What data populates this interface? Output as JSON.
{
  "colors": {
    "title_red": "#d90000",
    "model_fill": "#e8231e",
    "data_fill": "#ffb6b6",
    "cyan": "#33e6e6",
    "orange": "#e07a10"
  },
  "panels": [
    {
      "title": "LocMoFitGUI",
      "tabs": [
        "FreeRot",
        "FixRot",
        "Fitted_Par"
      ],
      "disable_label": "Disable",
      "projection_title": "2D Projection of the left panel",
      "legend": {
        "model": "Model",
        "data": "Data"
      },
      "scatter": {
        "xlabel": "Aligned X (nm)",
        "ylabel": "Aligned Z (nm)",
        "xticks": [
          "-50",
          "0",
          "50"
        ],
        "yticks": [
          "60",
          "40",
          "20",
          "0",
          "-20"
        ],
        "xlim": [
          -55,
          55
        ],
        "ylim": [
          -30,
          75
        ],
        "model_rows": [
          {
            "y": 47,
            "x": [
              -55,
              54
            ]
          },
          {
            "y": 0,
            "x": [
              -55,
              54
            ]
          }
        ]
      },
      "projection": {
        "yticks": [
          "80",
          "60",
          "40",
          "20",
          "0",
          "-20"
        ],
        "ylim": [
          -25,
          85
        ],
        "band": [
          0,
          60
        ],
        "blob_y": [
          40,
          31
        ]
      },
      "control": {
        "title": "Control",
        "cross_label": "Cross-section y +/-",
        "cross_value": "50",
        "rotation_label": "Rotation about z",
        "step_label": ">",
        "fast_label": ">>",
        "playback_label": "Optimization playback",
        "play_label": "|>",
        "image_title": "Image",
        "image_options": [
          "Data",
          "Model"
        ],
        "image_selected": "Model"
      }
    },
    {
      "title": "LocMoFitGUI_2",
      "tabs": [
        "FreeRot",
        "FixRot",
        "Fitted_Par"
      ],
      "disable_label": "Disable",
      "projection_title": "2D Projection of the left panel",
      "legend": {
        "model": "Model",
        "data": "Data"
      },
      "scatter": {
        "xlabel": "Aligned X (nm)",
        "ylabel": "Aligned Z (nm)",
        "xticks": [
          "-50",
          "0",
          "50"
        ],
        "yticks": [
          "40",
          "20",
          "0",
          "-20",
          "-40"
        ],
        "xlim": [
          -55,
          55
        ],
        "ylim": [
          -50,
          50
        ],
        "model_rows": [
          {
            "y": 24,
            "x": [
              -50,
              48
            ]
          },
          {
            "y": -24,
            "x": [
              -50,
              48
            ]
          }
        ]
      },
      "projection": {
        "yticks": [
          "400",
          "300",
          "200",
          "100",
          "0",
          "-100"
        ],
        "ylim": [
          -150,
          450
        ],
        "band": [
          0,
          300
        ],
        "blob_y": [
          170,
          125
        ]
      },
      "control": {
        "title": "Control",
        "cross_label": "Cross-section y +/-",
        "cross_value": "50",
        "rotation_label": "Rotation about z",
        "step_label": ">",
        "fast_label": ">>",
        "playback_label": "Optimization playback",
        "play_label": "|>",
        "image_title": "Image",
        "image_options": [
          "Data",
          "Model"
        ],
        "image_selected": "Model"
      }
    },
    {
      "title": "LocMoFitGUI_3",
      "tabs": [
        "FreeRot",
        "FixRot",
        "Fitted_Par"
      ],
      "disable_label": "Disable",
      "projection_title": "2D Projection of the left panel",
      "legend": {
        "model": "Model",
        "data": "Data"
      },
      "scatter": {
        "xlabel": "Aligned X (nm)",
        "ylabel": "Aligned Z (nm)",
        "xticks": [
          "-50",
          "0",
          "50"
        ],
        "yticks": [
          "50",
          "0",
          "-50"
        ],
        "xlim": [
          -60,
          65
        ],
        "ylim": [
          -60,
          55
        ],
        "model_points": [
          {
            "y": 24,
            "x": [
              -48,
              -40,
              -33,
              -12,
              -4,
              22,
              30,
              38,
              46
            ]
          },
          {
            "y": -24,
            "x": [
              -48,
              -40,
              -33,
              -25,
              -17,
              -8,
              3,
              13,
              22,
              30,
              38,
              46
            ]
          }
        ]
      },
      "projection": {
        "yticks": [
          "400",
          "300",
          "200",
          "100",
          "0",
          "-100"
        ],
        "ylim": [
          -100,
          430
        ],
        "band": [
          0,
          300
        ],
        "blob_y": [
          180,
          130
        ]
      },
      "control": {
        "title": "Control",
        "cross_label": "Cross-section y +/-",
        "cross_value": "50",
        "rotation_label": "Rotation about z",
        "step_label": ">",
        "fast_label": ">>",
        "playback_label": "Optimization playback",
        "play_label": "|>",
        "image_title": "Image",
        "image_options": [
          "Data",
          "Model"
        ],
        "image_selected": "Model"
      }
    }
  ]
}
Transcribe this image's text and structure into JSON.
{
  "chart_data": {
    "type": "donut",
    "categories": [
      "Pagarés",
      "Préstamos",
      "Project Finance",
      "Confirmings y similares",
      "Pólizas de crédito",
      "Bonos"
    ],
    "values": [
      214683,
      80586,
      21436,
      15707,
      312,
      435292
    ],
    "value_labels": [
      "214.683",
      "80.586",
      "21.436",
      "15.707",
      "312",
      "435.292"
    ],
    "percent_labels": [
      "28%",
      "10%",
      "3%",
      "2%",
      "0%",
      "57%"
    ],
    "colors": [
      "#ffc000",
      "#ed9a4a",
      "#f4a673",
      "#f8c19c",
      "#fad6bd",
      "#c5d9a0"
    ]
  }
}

################

Set task
Reproduce the records above exactly.

Response below
What data populates this interface? Output as JSON.
{
  "colors": {
    "title_red": "#d90000",
    "model_fill": "#e8231e",
    "data_fill": "#ffb6b6",
    "cyan": "#33e6e6",
    "orange": "#e07a10"
  },
  "panels": [
    {
      "title": "LocMoFitGUI",
      "tabs": [
        "FreeRot",
        "FixRot",
        "Fitted_Par"
      ],
      "disable_label": "Disable",
      "projection_title": "2D Projection of the left panel",
      "legend": {
        "model": "Model",
        "data": "Data"
      },
      "scatter": {
        "xlabel": "Aligned X (nm)",
        "ylabel": "Aligned Z (nm)",
        "xticks": [
          "-50",
          "0",
          "50"
        ],
        "yticks": [
          "60",
          "40",
          "20",
          "0",
          "-20"
        ],
        "xlim": [
          -55,
          55
        ],
        "ylim": [
          -30,
          75
        ],
        "model_rows": [
          {
            "y": 47,
            "x": [
              -55,
              54
            ]
          },
          {
            "y": 0,
            "x": [
              -55,
              54
            ]
          }
        ]
      },
      "projection": {
        "yticks": [
          "80",
          "60",
          "40",
          "20",
          "0",
          "-20"
        ],
        "ylim": [
          -25,
          85
        ],
        "band": [
          0,
          60
        ],
        "blob_y": [
          40,
          31
        ]
      },
      "control": {
        "title": "Control",
        "cross_label": "Cross-section y +/-",
        "cross_value": "50",
        "rotation_label": "Rotation about z",
        "step_label": ">",
        "fast_label": ">>",
        "playback_label": "Optimization playback",
        "play_label": "|>",
        "image_title": "Image",
        "image_options": [
          "Data",
          "Model"
        ],
        "image_selected": "Model"
      }
    },
    {
      "title": "LocMoFitGUI_2",
      "tabs": [
        "FreeRot",
        "FixRot",
        "Fitted_Par"
      ],
      "disable_label": "Disable",
      "projection_title": "2D Projection of the left panel",
      "legend": {
        "model": "Model",
        "data": "Data"
      },
      "scatter": {
        "xlabel": "Aligned X (nm)",
        "ylabel": "Aligned Z (nm)",
        "xticks": [
          "-50",
          "0",
          "50"
        ],
        "yticks": [
          "40",
          "20",
          "0",
          "-20",
          "-40"
        ],
        "xlim": [
          -55,
          55
        ],
        "ylim": [
          -50,
          50
        ],
        "model_rows": [
          {
            "y": 24,
            "x": [
              -50,
              48
            ]
          },
          {
            "y": -24,
            "x": [
              -50,
              48
            ]
          }
        ]
      },
      "projection": {
        "yticks": [
          "400",
          "300",
          "200",
          "100",
          "0",
          "-100"
        ],
        "ylim": [
          -150,
          450
        ],
        "band": [
          0,
          300
        ],
        "blob_y": [
          170,
          125
        ]
      },
      "control": {
        "title": "Control",
        "cross_label": "Cross-section y +/-",
        "cross_value": "50",
        "rotation_label": "Rotation about z",
        "step_label": ">",
        "fast_label": ">>",
        "playback_label": "Optimization playback",
        "play_label": "|>",
        "image_title": "Image",
        "image_options": [
          "Data",
          "Model"
        ],
        "image_selected": "Model"
      }
    },
    {
      "title": "LocMoFitGUI_3",
      "tabs": [
        "FreeRot",
        "FixRot",
        "Fitted_Par"
      ],
      "disable_label": "Disable",
      "projection_title": "2D Projection of the left panel",
      "legend": {
        "model": "Model",
        "data": "Data"
      },
      "scatter": {
        "xlabel": "Aligned X (nm)",
        "ylabel": "Aligned Z (nm)",
        "xticks": [
          "-50",
          "0",
          "50"
        ],
        "yticks": [
          "50",
          "0",
          "-50"
        ],
        "xlim": [
          -60,
          65
        ],
        "ylim": [
          -60,
          55
        ],
        "model_points": [
          {
            "y": 24,
            "x": [
              -48,
              -40,
              -33,
              -12,
              -4,
              22,
              30,
              38,
              46
            ]
          },
          {
            "y": -24,
            "x": [
              -48,
              -40,
              -33,
              -25,
              -17,
              -8,
              3,
              13,
              22,
              30,
              38,
              46
            ]
          }
        ]
      },
      "projection": {
        "yticks": [
          "400",
          "300",
          "200",
          "100",
          "0",
          "-100"
        ],
        "ylim": [
          -100,
          430
        ],
        "band": [
          0,
          300
        ],
        "blob_y": [
          180,
          130
        ]
      },
      "control": {
        "title": "Control",
        "cross_label": "Cross-section y +/-",
        "cross_value": "50",
        "rotation_label": "Rotation about z",
        "step_label": ">",
        "fast_label": ">>",
        "playback_label": "Optimization playback",
        "play_label": "|>",
        "image_title": "Image",
        "image_options": [
          "Data",
          "Model"
        ],
        "image_selected": "Model"
      }
    }
  ]
}
Transcribe this image's text and structure into JSON.
{
  "chart_data": {
    "type": "donut",
    "categories": [
      "Pagarés",
      "Préstamos",
      "Project Finance",
      "Confirmings y similares",
      "Pólizas de crédito",
      "Bonos"
    ],
    "values": [
      214683,
      80586,
      21436,
      15707,
      312,
      435292
    ],
    "value_labels": [
      "214.683",
      "80.586",
      "21.436",
      "15.707",
      "312",
      "435.292"
    ],
    "percent_labels": [
      "28%",
      "10%",
      "3%",
      "2%",
      "0%",
      "57%"
    ],
    "colors": [
      "#ffc000",
      "#ed9a4a",
      "#f4a673",
      "#f8c19c",
      "#fad6bd",
      "#c5d9a0"
    ]
  }
}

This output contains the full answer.